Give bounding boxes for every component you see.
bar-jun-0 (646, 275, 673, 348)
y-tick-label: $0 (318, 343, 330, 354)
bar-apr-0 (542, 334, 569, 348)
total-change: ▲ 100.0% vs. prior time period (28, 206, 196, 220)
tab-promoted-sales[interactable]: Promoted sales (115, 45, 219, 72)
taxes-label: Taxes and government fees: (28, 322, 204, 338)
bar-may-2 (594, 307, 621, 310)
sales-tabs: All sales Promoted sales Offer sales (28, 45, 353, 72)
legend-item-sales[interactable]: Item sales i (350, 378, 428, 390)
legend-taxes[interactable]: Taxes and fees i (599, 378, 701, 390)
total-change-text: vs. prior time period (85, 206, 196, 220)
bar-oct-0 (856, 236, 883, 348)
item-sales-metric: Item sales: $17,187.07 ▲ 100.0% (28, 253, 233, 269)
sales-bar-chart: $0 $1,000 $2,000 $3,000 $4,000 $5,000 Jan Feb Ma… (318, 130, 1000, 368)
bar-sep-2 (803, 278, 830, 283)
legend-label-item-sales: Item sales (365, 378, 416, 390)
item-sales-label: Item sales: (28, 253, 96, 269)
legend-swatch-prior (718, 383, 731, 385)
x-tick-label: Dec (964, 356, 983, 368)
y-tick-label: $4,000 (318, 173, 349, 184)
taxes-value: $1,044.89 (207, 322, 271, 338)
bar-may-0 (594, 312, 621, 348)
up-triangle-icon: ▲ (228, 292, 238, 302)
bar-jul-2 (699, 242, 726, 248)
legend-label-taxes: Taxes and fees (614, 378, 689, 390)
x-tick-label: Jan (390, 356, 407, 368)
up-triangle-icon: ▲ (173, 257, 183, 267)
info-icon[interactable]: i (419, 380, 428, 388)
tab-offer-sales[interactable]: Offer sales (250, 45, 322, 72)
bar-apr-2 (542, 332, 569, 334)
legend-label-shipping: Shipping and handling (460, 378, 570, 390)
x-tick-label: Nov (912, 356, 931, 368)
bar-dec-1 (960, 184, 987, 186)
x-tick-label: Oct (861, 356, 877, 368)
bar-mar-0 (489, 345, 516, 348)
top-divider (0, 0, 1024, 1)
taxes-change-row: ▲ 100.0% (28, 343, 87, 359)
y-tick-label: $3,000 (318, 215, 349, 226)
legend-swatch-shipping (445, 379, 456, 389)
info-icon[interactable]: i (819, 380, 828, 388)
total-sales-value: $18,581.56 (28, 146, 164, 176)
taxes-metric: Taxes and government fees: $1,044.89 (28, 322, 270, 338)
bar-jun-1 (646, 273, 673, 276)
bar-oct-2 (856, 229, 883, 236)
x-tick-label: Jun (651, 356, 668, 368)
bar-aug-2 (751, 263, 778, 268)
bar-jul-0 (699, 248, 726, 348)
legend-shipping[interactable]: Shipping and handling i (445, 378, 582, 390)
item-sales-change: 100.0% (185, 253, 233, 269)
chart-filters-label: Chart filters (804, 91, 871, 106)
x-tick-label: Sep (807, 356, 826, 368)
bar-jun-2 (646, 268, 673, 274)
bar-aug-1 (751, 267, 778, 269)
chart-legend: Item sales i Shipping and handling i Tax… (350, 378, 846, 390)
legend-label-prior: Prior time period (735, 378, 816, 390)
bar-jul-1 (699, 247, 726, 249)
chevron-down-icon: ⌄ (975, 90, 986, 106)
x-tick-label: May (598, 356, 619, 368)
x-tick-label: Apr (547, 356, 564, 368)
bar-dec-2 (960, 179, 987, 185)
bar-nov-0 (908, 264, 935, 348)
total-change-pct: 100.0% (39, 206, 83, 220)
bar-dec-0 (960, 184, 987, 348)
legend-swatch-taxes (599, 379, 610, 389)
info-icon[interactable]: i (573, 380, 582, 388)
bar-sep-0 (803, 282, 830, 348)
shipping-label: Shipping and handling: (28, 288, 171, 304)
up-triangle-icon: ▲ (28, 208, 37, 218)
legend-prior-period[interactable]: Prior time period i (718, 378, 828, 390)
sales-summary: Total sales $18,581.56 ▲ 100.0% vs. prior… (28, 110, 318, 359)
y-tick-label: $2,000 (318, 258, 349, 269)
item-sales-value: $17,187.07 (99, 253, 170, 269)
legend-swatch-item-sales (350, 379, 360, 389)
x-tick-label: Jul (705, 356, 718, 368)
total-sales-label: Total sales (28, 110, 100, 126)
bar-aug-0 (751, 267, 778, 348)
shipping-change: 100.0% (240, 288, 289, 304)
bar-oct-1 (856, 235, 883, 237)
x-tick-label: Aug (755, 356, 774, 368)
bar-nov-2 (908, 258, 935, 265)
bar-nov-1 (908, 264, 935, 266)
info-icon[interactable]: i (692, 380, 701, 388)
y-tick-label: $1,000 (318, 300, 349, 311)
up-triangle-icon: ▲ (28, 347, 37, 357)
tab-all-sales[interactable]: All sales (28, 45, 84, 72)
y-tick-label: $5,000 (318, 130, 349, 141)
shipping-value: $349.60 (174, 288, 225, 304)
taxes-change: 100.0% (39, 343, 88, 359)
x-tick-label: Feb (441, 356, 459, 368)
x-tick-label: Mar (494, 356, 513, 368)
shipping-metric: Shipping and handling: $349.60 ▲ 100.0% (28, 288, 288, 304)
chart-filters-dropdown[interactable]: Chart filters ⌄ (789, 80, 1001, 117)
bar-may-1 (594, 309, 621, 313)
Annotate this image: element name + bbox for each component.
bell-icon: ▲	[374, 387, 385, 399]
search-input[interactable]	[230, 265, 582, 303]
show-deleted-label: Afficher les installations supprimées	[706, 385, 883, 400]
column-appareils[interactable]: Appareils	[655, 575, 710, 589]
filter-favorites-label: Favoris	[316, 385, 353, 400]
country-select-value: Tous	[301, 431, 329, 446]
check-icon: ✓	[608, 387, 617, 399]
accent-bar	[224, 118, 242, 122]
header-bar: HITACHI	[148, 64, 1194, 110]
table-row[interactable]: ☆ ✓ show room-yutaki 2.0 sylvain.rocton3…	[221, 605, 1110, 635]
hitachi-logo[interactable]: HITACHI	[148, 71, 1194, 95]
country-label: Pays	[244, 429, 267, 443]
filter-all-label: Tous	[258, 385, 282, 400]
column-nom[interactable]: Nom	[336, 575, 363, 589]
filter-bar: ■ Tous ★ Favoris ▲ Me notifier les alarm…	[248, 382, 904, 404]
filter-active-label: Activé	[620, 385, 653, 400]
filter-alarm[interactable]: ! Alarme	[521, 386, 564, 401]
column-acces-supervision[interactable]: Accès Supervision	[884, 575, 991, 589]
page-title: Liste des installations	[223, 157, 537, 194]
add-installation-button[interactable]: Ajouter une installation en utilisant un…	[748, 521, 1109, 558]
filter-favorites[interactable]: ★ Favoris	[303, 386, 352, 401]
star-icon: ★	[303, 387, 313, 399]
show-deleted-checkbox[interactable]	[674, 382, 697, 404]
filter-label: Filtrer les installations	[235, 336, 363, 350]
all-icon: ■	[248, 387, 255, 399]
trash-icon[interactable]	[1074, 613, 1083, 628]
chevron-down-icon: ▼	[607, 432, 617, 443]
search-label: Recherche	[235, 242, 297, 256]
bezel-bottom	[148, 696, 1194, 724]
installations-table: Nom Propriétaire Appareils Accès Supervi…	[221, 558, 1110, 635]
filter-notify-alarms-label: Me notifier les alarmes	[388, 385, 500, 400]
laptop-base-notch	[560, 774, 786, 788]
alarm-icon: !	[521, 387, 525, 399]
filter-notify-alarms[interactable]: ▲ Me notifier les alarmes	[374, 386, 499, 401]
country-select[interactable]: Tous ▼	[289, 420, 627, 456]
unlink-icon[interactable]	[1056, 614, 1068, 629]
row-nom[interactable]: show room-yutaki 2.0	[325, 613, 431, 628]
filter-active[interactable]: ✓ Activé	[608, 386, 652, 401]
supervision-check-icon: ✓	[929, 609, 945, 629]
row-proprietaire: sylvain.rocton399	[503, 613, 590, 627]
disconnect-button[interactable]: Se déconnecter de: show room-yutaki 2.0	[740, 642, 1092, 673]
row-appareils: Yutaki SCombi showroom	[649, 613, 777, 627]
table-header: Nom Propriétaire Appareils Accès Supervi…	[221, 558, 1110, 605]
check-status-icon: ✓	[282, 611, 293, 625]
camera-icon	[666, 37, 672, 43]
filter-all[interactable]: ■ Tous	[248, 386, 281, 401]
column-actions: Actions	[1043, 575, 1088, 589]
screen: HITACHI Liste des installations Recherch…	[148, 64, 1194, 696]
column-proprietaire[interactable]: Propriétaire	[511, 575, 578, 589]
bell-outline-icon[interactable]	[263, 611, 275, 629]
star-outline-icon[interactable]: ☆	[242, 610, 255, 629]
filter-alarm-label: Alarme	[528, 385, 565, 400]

● WHAT IS BEING ASKED:
Output the data from its first line through the line containing "taxes-change-row: ▲ 100.0% (28, 343, 87, 359)" as a JSON list of strings, one string per line. Leave out blank lines.

● COMPLETED EXERCISE:
[
  "Give bounding boxes for every component you see.",
  "bar-jun-0 (646, 275, 673, 348)",
  "y-tick-label: $0 (318, 343, 330, 354)",
  "bar-apr-0 (542, 334, 569, 348)",
  "total-change: ▲ 100.0% vs. prior time period (28, 206, 196, 220)",
  "tab-promoted-sales[interactable]: Promoted sales (115, 45, 219, 72)",
  "taxes-label: Taxes and government fees: (28, 322, 204, 338)",
  "bar-may-2 (594, 307, 621, 310)",
  "sales-tabs: All sales Promoted sales Offer sales (28, 45, 353, 72)",
  "legend-item-sales[interactable]: Item sales i (350, 378, 428, 390)",
  "legend-taxes[interactable]: Taxes and fees i (599, 378, 701, 390)",
  "total-change-text: vs. prior time period (85, 206, 196, 220)",
  "bar-oct-0 (856, 236, 883, 348)",
  "item-sales-metric: Item sales: $17,187.07 ▲ 100.0% (28, 253, 233, 269)",
  "sales-bar-chart: $0 $1,000 $2,000 $3,000 $4,000 $5,000 Jan Feb Ma… (318, 130, 1000, 368)",
  "bar-sep-2 (803, 278, 830, 283)",
  "legend-label-item-sales: Item sales (365, 378, 416, 390)",
  "item-sales-label: Item sales: (28, 253, 96, 269)",
  "legend-swatch-prior (718, 383, 731, 385)",
  "x-tick-label: Dec (964, 356, 983, 368)",
  "y-tick-label: $4,000 (318, 173, 349, 184)",
  "taxes-value: $1,044.89 (207, 322, 271, 338)",
  "bar-may-0 (594, 312, 621, 348)",
  "up-triangle-icon: ▲ (228, 292, 238, 302)",
  "bar-jul-2 (699, 242, 726, 248)",
  "legend-label-taxes: Taxes and fees (614, 378, 689, 390)",
  "x-tick-label: Jan (390, 356, 407, 368)",
  "up-triangle-icon: ▲ (173, 257, 183, 267)",
  "info-icon[interactable]: i (419, 380, 428, 388)",
  "tab-offer-sales[interactable]: Offer sales (250, 45, 322, 72)",
  "bar-apr-2 (542, 332, 569, 334)",
  "legend-label-shipping: Shipping and handling (460, 378, 570, 390)",
  "x-tick-label: Nov (912, 356, 931, 368)",
  "bar-dec-1 (960, 184, 987, 186)",
  "x-tick-label: Oct (861, 356, 877, 368)",
  "bar-mar-0 (489, 345, 516, 348)",
  "top-divider (0, 0, 1024, 1)",
  "taxes-change-row: ▲ 100.0% (28, 343, 87, 359)"
]